> [Task to carry out] Find "Extract the chart's" in the records that follow; print that line and each subsequent line through the last one, verbatim and with nothing added.

(Figure record listings)
• • • • • • •
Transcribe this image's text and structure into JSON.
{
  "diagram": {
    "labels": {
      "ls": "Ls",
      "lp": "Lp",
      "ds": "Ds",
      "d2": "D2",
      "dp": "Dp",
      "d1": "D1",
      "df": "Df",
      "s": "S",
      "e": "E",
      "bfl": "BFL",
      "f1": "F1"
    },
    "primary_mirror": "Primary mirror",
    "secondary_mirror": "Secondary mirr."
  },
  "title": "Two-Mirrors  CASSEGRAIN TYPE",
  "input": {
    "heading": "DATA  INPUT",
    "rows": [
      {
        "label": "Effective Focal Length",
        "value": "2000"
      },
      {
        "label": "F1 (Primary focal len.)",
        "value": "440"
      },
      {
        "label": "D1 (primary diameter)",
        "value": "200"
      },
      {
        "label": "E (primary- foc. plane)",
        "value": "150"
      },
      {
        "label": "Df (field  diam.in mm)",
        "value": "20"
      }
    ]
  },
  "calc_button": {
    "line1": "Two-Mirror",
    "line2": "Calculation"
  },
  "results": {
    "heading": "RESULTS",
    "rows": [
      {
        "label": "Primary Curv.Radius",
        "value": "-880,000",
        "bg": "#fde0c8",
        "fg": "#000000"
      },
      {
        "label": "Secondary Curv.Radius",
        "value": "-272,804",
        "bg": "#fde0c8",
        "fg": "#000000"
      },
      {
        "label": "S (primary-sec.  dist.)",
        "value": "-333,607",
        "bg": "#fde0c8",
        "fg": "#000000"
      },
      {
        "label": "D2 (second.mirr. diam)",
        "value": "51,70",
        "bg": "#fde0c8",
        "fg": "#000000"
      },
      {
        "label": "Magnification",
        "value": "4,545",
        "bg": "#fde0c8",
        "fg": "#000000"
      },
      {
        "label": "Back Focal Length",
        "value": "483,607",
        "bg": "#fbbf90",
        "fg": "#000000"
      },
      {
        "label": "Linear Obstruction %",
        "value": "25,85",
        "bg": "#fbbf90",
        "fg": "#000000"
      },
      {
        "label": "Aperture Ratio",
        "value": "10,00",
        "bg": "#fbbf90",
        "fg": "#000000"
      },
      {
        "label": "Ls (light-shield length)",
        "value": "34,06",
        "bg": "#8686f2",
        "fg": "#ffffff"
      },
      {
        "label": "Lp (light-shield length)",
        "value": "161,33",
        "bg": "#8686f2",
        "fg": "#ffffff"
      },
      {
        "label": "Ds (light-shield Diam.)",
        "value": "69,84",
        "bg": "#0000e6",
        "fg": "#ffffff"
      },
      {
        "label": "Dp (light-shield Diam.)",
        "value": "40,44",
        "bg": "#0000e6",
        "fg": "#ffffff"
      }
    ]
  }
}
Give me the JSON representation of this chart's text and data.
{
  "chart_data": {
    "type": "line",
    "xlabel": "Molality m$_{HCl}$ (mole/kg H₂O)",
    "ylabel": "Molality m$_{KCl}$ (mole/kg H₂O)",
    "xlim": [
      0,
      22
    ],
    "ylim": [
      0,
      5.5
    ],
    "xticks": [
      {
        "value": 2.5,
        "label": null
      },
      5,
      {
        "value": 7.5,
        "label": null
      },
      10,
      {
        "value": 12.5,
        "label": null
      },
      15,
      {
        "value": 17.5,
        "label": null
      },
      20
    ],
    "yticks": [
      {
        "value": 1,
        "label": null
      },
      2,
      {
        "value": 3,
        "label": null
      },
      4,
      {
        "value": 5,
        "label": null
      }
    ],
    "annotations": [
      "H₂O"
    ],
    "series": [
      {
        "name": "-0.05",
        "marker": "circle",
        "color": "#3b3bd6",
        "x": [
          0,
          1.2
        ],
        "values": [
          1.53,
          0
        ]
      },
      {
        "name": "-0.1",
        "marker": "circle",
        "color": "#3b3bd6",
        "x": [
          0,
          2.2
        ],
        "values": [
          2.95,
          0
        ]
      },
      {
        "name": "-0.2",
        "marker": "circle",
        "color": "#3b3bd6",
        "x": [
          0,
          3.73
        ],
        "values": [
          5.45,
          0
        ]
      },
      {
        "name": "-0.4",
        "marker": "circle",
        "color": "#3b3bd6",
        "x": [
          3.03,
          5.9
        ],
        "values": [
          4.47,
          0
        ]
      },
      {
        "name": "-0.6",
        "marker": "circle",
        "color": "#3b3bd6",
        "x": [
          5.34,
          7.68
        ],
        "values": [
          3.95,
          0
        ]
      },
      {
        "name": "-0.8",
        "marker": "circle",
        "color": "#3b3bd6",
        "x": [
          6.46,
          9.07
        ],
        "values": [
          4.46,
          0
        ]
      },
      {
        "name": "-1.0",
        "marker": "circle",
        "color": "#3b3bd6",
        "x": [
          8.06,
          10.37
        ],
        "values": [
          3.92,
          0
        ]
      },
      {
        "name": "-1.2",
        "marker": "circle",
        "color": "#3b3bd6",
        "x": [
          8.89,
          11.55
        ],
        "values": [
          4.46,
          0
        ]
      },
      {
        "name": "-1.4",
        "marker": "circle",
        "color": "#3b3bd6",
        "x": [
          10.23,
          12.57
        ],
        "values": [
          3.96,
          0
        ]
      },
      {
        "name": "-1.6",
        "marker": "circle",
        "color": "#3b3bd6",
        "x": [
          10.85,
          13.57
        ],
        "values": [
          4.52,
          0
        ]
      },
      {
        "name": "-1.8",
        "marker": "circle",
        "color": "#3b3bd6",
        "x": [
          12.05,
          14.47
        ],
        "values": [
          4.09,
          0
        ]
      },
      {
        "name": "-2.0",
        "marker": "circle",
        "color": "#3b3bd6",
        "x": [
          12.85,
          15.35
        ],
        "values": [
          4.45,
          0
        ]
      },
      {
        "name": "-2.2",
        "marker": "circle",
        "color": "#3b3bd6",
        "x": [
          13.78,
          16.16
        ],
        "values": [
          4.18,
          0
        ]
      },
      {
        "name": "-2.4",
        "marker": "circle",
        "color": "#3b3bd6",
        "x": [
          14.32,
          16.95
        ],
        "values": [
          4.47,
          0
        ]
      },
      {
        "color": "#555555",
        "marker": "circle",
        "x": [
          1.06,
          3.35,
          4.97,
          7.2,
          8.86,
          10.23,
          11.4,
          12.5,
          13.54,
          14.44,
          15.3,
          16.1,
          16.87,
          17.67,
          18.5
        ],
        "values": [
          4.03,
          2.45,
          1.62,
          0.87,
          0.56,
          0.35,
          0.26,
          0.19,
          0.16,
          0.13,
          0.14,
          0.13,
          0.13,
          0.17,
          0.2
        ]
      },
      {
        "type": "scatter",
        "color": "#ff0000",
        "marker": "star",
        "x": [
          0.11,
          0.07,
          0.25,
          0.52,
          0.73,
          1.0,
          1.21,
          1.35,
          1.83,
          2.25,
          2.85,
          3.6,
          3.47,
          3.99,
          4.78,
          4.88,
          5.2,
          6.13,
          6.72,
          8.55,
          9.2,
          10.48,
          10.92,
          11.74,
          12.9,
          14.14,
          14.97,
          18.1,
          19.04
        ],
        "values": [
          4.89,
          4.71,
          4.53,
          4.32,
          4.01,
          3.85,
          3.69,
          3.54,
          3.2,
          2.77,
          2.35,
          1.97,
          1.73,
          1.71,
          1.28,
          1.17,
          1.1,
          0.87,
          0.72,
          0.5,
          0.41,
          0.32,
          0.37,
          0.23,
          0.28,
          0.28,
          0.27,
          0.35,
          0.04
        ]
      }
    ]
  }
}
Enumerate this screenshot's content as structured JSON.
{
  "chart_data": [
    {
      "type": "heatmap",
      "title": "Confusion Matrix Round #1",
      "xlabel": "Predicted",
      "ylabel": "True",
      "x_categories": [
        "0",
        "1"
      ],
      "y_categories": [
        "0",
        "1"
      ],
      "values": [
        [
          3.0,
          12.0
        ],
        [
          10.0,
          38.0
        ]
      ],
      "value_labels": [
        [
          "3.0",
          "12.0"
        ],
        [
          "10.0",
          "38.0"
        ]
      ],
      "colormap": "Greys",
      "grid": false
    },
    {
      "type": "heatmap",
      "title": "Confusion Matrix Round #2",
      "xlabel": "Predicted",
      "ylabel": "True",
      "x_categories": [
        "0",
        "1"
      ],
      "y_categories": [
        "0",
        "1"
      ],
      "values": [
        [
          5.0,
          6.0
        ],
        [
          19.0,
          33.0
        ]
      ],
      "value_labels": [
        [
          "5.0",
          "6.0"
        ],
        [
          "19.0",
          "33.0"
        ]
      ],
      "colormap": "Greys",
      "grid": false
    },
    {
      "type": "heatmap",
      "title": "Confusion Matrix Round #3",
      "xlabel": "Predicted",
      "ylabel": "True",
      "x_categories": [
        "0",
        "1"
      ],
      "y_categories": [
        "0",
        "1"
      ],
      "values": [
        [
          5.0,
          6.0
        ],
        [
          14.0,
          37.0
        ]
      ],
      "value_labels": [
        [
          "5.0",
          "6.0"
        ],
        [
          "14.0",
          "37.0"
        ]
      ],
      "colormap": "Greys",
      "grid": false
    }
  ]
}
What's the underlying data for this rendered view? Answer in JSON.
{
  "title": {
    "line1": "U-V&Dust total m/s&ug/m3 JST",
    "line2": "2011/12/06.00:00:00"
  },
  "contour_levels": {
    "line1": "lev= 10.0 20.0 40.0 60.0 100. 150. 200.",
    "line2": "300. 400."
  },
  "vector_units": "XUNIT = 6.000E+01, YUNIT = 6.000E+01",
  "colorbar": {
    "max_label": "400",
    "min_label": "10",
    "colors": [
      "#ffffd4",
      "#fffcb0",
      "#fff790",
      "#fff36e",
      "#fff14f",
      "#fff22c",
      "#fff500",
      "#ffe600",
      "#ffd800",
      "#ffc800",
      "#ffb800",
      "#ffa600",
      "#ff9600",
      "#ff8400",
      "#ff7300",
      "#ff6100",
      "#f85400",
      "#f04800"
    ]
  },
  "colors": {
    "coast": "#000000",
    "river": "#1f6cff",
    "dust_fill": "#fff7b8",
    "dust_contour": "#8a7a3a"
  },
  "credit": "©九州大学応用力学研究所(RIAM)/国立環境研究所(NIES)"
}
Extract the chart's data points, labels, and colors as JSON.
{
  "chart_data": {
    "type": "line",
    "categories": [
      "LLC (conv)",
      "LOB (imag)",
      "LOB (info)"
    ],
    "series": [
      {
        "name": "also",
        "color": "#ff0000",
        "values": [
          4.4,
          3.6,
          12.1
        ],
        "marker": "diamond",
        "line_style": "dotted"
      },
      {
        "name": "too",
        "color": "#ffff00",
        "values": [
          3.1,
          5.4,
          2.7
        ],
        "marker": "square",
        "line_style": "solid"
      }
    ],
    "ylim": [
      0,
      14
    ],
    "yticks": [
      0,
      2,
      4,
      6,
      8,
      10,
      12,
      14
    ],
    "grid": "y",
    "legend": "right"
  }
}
• • • • • • •
> [Reply]
Extract the chart's data points, labels, and colors as JSON.
{
  "chart_data": {
    "type": "line",
    "categories": [
      "LLC (conv)",
      "LOB (imag)",
      "LOB (info)"
    ],
    "series": [
      {
        "name": "also",
        "color": "#ff0000",
        "values": [
          4.4,
          3.6,
          12.1
        ],
        "marker": "diamond",
        "line_style": "dotted"
      },
      {
        "name": "too",
        "color": "#ffff00",
        "values": [
          3.1,
          5.4,
          2.7
        ],
        "marker": "square",
        "line_style": "solid"
      }
    ],
    "ylim": [
      0,
      14
    ],
    "yticks": [
      0,
      2,
      4,
      6,
      8,
      10,
      12,
      14
    ],
    "grid": "y",
    "legend": "right"
  }
}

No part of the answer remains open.